Records about charts and figures:

○ ○ ○ ○ ○ ○ ○

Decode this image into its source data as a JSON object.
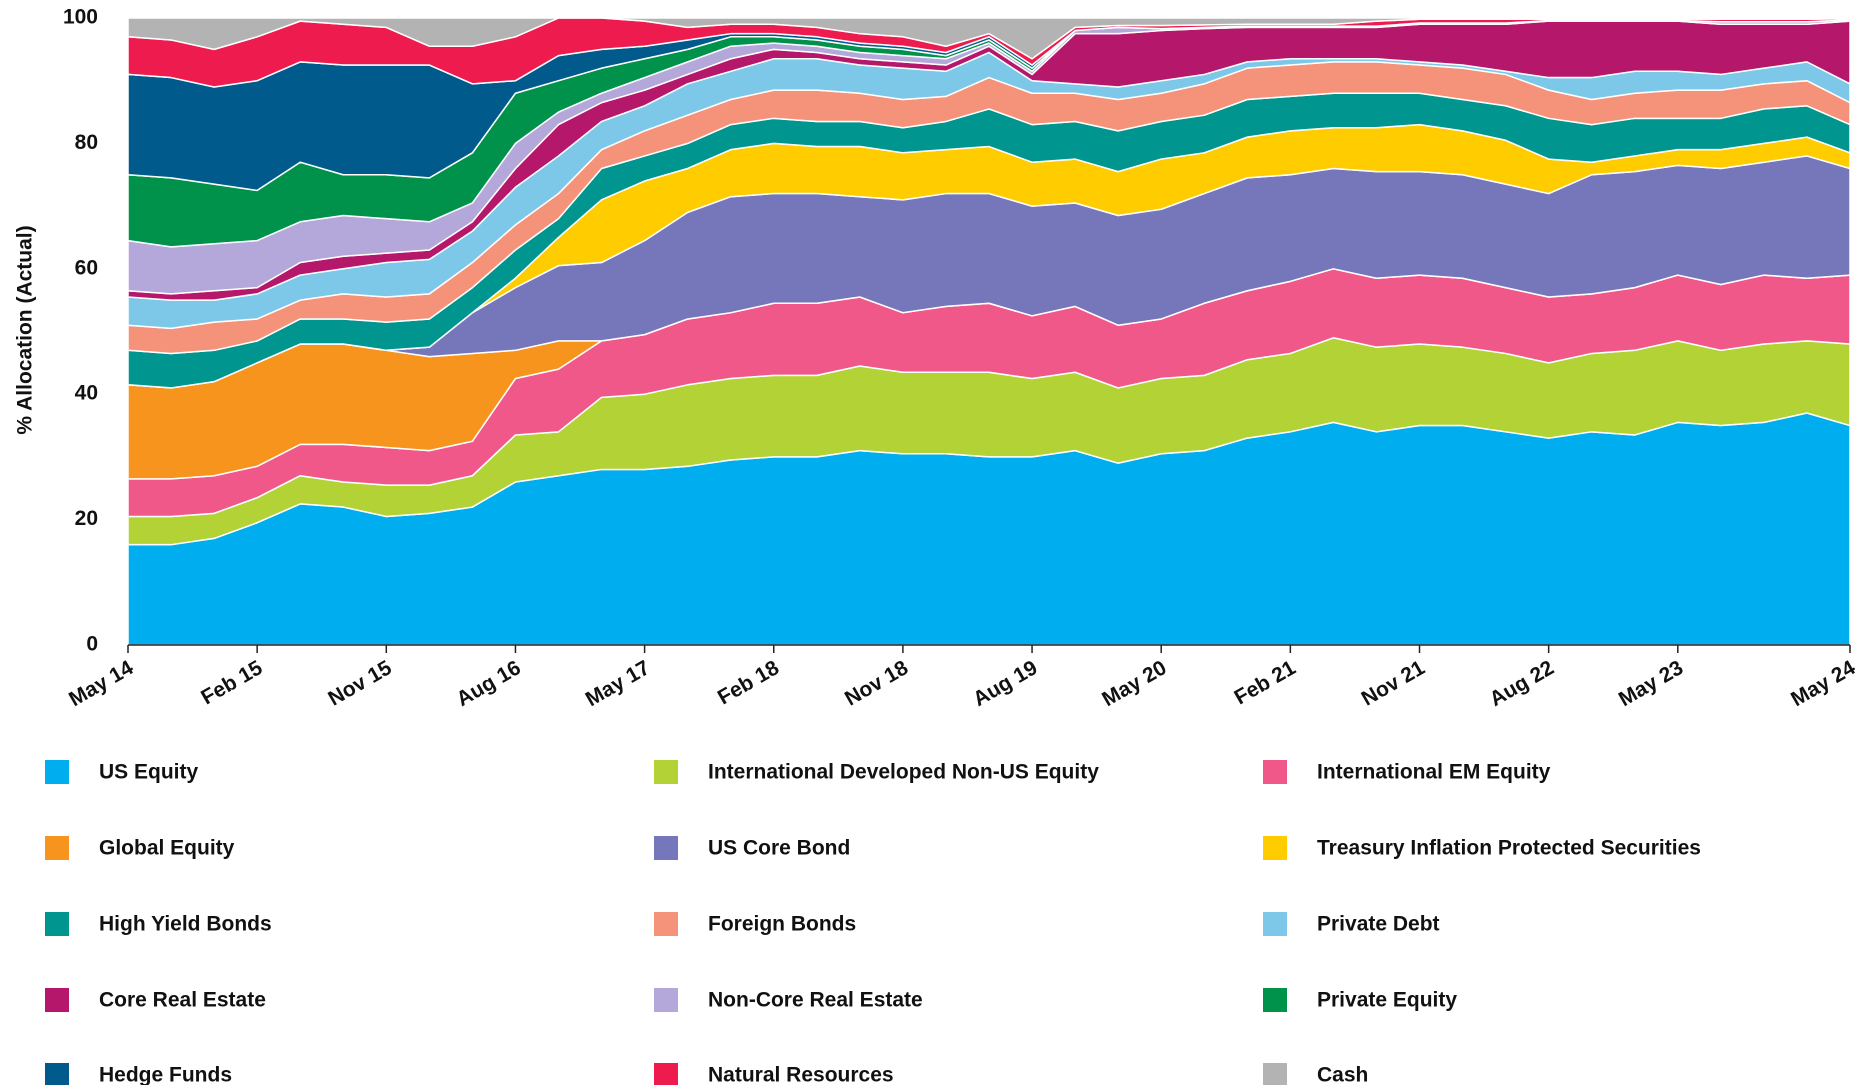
{
  "chart_data": {
    "type": "stacked_area",
    "y_label": "% Allocation (Actual)",
    "categories": [
      "May 14",
      null,
      null,
      "Feb 15",
      null,
      null,
      "Nov 15",
      null,
      null,
      "Aug 16",
      null,
      null,
      "May 17",
      null,
      null,
      "Feb 18",
      null,
      null,
      "Nov 18",
      null,
      null,
      "Aug 19",
      null,
      null,
      "May 20",
      null,
      null,
      "Feb 21",
      null,
      null,
      "Nov 21",
      null,
      null,
      "Aug 22",
      null,
      null,
      "May 23",
      null,
      null,
      null,
      "May 24"
    ],
    "ylim": [
      0,
      100
    ],
    "yticks": [
      0,
      20,
      40,
      60,
      80,
      100
    ],
    "grid": false,
    "legend": "bottom",
    "series": [
      {
        "name": "US Equity",
        "color": "#00aeef",
        "values": [
          16,
          16,
          17,
          19.5,
          22.5,
          22,
          20.5,
          21,
          22,
          26,
          27,
          28,
          28,
          28.5,
          29.5,
          30,
          30,
          31,
          30.5,
          30.5,
          30,
          30,
          31,
          29,
          30.5,
          31,
          33,
          34,
          35.5,
          34,
          35,
          35,
          34,
          33,
          34,
          33.5,
          35.5,
          35,
          35.5,
          37,
          35
        ]
      },
      {
        "name": "International Developed Non-US Equity",
        "color": "#b3d236",
        "values": [
          4.5,
          4.5,
          4,
          4,
          4.5,
          4,
          5,
          4.5,
          5,
          7.5,
          7,
          11.5,
          12,
          13,
          13,
          13,
          13,
          13.5,
          13,
          13,
          13.5,
          12.5,
          12.5,
          12,
          12,
          12,
          12.5,
          12.5,
          13.5,
          13.5,
          13,
          12.5,
          12.5,
          12,
          12.5,
          13.5,
          13,
          12,
          12.5,
          11.5,
          13
        ]
      },
      {
        "name": "International EM Equity",
        "color": "#f0588a",
        "values": [
          6,
          6,
          6,
          5,
          5,
          6,
          6,
          5.5,
          5.5,
          9,
          10,
          9,
          9.5,
          10.5,
          10.5,
          11.5,
          11.5,
          11,
          9.5,
          10.5,
          11,
          10,
          10.5,
          10,
          9.5,
          11.5,
          11,
          11.5,
          11,
          11,
          11,
          11,
          10.5,
          10.5,
          9.5,
          10,
          10.5,
          10.5,
          11,
          10,
          11
        ]
      },
      {
        "name": "Global Equity",
        "color": "#f7941d",
        "values": [
          15,
          14.5,
          15,
          16.5,
          16,
          16,
          15.5,
          15,
          14,
          4.5,
          4.5,
          0,
          0,
          0,
          0,
          0,
          0,
          0,
          0,
          0,
          0,
          0,
          0,
          0,
          0,
          0,
          0,
          0,
          0,
          0,
          0,
          0,
          0,
          0,
          0,
          0,
          0,
          0,
          0,
          0,
          0
        ]
      },
      {
        "name": "US Core Bond",
        "color": "#7577ba",
        "values": [
          0,
          0,
          0,
          0,
          0,
          0,
          0,
          1.5,
          6.5,
          10,
          12,
          12.5,
          15,
          17,
          18.5,
          17.5,
          17.5,
          16,
          18,
          18,
          17.5,
          17.5,
          16.5,
          17.5,
          17.5,
          17.5,
          18,
          17,
          16,
          17,
          16.5,
          16.5,
          16.5,
          16.5,
          19,
          18.5,
          17.5,
          18.5,
          18,
          19.5,
          17
        ]
      },
      {
        "name": "Treasury Inflation Protected Securities",
        "color": "#ffcc00",
        "values": [
          0,
          0,
          0,
          0,
          0,
          0,
          0,
          0,
          0,
          1.5,
          4.5,
          10,
          9.5,
          7,
          7.5,
          8,
          7.5,
          8,
          7.5,
          7,
          7.5,
          7,
          7,
          7,
          8,
          6.5,
          6.5,
          7,
          6.5,
          7,
          7.5,
          7,
          7,
          5.5,
          2,
          2.5,
          2.5,
          3,
          3,
          3,
          2.5
        ]
      },
      {
        "name": "High Yield Bonds",
        "color": "#00968f",
        "values": [
          5.5,
          5.5,
          5,
          3.5,
          4,
          4,
          4.5,
          4.5,
          4,
          4.5,
          3,
          5,
          4,
          4,
          4,
          4,
          4,
          4,
          4,
          4.5,
          6,
          6,
          6,
          6.5,
          6,
          6,
          6,
          5.5,
          5.5,
          5.5,
          5,
          5,
          5.5,
          6.5,
          6,
          6,
          5,
          5,
          5.5,
          5,
          4.5
        ]
      },
      {
        "name": "Foreign Bonds",
        "color": "#f4937a",
        "values": [
          4,
          4,
          4.5,
          3.5,
          3,
          4,
          4,
          4,
          4,
          4,
          4,
          3,
          4,
          4.5,
          4,
          4.5,
          5,
          4.5,
          4.5,
          4,
          5,
          5,
          4.5,
          5,
          4.5,
          5,
          5,
          5,
          5,
          5,
          4.5,
          5,
          5,
          4.5,
          4,
          4,
          4.5,
          4.5,
          4,
          4,
          3.5
        ]
      },
      {
        "name": "Private Debt",
        "color": "#7dc8e8",
        "values": [
          4.5,
          4.5,
          3.5,
          4,
          4,
          4,
          5.5,
          5.5,
          5,
          6,
          6,
          4.5,
          4,
          5,
          4.5,
          5,
          5,
          4.5,
          5,
          4,
          4,
          2,
          1.5,
          2,
          2,
          1.5,
          1,
          1,
          0.5,
          0.5,
          0.5,
          0.5,
          0.5,
          2,
          3.5,
          3.5,
          3,
          2.5,
          2.5,
          3,
          3
        ]
      },
      {
        "name": "Core Real Estate",
        "color": "#b5176b",
        "values": [
          1,
          1,
          1.5,
          1,
          2,
          2,
          1.5,
          1.5,
          1.5,
          3,
          5,
          3,
          2.5,
          1.5,
          2,
          1.5,
          1,
          1,
          1,
          1,
          1,
          1,
          8,
          8.5,
          8,
          7.3,
          5.5,
          5,
          5,
          5,
          6,
          6.5,
          7.5,
          9,
          9,
          8,
          8,
          8,
          7,
          6,
          10
        ]
      },
      {
        "name": "Non-Core Real Estate",
        "color": "#b3a8d9",
        "values": [
          8,
          7.5,
          7.5,
          7.5,
          6.5,
          6.5,
          5.5,
          4.5,
          3,
          4,
          2,
          1.5,
          2,
          2,
          2,
          1,
          1,
          1,
          1,
          1,
          0.5,
          0.5,
          0.5,
          1,
          0.3,
          0.2,
          0.2,
          0.2,
          0.2,
          0.2,
          0.2,
          0.2,
          0.2,
          0.1,
          0.1,
          0.1,
          0.1,
          0.4,
          0.4,
          0.4,
          0.2
        ]
      },
      {
        "name": "Private Equity",
        "color": "#00924a",
        "values": [
          10.5,
          11,
          9.5,
          8,
          9.5,
          6.5,
          7,
          7,
          8,
          8,
          5,
          4,
          3,
          2,
          1.5,
          1,
          1,
          1,
          1,
          0.5,
          0.5,
          0.5,
          0,
          0,
          0,
          0,
          0,
          0,
          0,
          0,
          0,
          0,
          0,
          0,
          0,
          0,
          0,
          0,
          0,
          0,
          0
        ]
      },
      {
        "name": "Hedge Funds",
        "color": "#005a8c",
        "values": [
          16,
          16,
          15.5,
          17.5,
          16,
          17.5,
          17.5,
          18,
          11,
          2,
          4,
          3,
          2,
          1.5,
          0.5,
          0.5,
          0.5,
          0.5,
          0.5,
          0.5,
          0.5,
          0.5,
          0,
          0,
          0,
          0,
          0,
          0,
          0,
          0,
          0,
          0,
          0,
          0,
          0,
          0,
          0,
          0,
          0,
          0,
          0
        ]
      },
      {
        "name": "Natural Resources",
        "color": "#ee1c4e",
        "values": [
          6,
          6,
          6,
          7,
          6.5,
          6.5,
          6,
          3,
          6,
          7,
          6,
          5,
          4,
          2,
          1.5,
          1.5,
          1.5,
          1.5,
          1.5,
          1,
          0.5,
          1,
          0.5,
          0.3,
          0.5,
          0.4,
          0.3,
          0.3,
          0.3,
          0.8,
          0.6,
          0.6,
          0.6,
          0.2,
          0.2,
          0.2,
          0.2,
          0.4,
          0.4,
          0.4,
          0.2
        ]
      },
      {
        "name": "Cash",
        "color": "#b3b3b3",
        "values": [
          3,
          3.5,
          5,
          3,
          0.5,
          1,
          1.5,
          4.5,
          4.5,
          3,
          0,
          0,
          0.5,
          1.5,
          1,
          1,
          1.5,
          2.5,
          3,
          4.5,
          2.5,
          6.5,
          1.5,
          1.2,
          1.2,
          1.1,
          1,
          1,
          1,
          0.5,
          0.2,
          0.2,
          0.2,
          0.2,
          0.2,
          0.2,
          0.2,
          0.2,
          0.2,
          0.2,
          0.1
        ]
      }
    ]
  }
}
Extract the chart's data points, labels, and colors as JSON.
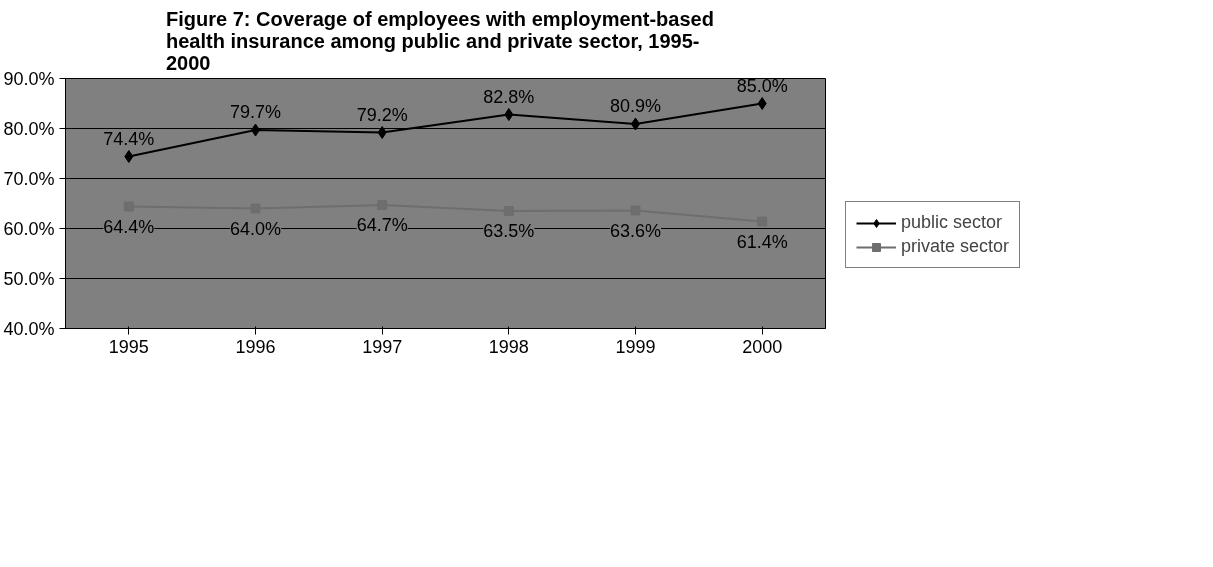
{
  "chart_data": {
    "type": "line",
    "title": "Figure 7:   Coverage of employees with employment-based\nhealth insurance among public and private sector, 1995-\n2000",
    "categories": [
      "1995",
      "1996",
      "1997",
      "1998",
      "1999",
      "2000"
    ],
    "series": [
      {
        "name": "public sector",
        "color": "#000000",
        "marker": "diamond",
        "values": [
          74.4,
          79.7,
          79.2,
          82.8,
          80.9,
          85.0
        ],
        "value_labels": [
          "74.4%",
          "79.7%",
          "79.2%",
          "82.8%",
          "80.9%",
          "85.0%"
        ]
      },
      {
        "name": "private sector",
        "color": "#6e6e6e",
        "marker": "square",
        "values": [
          64.4,
          64.0,
          64.7,
          63.5,
          63.6,
          61.4
        ],
        "value_labels": [
          "64.4%",
          "64.0%",
          "64.7%",
          "63.5%",
          "63.6%",
          "61.4%"
        ]
      }
    ],
    "ylim": [
      40,
      90
    ],
    "yticks": [
      {
        "value": 40,
        "label": "40.0%"
      },
      {
        "value": 50,
        "label": "50.0%"
      },
      {
        "value": 60,
        "label": "60.0%"
      },
      {
        "value": 70,
        "label": "70.0%"
      },
      {
        "value": 80,
        "label": "80.0%"
      },
      {
        "value": 90,
        "label": "90.0%"
      }
    ],
    "grid": "y",
    "legend": "right",
    "data_labels": true,
    "line_style": "solid"
  }
}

○ ○ ○ ○ ○ ○ ○

Exercise brief
Leave out every picture, and copy exactly the lines from the line that contains "Extract the chart's" through the end of the material.

Solved exercise
Extract the chart's data points, labels, and colors as JSON.
{
  "chart_data": {
    "type": "line",
    "title": "Figure 7:   Coverage of employees with employment-based\nhealth insurance among public and private sector, 1995-\n2000",
    "categories": [
      "1995",
      "1996",
      "1997",
      "1998",
      "1999",
      "2000"
    ],
    "series": [
      {
        "name": "public sector",
        "color": "#000000",
        "marker": "diamond",
        "values": [
          74.4,
          79.7,
          79.2,
          82.8,
          80.9,
          85.0
        ],
        "value_labels": [
          "74.4%",
          "79.7%",
          "79.2%",
          "82.8%",
          "80.9%",
          "85.0%"
        ]
      },
      {
        "name": "private sector",
        "color": "#6e6e6e",
        "marker": "square",
        "values": [
          64.4,
          64.0,
          64.7,
          63.5,
          63.6,
          61.4
        ],
        "value_labels": [
          "64.4%",
          "64.0%",
          "64.7%",
          "63.5%",
          "63.6%",
          "61.4%"
        ]
      }
    ],
    "ylim": [
      40,
      90
    ],
    "yticks": [
      {
        "value": 40,
        "label": "40.0%"
      },
      {
        "value": 50,
        "label": "50.0%"
      },
      {
        "value": 60,
        "label": "60.0%"
      },
      {
        "value": 70,
        "label": "70.0%"
      },
      {
        "value": 80,
        "label": "80.0%"
      },
      {
        "value": 90,
        "label": "90.0%"
      }
    ],
    "grid": "y",
    "legend": "right",
    "data_labels": true,
    "line_style": "solid"
  }
}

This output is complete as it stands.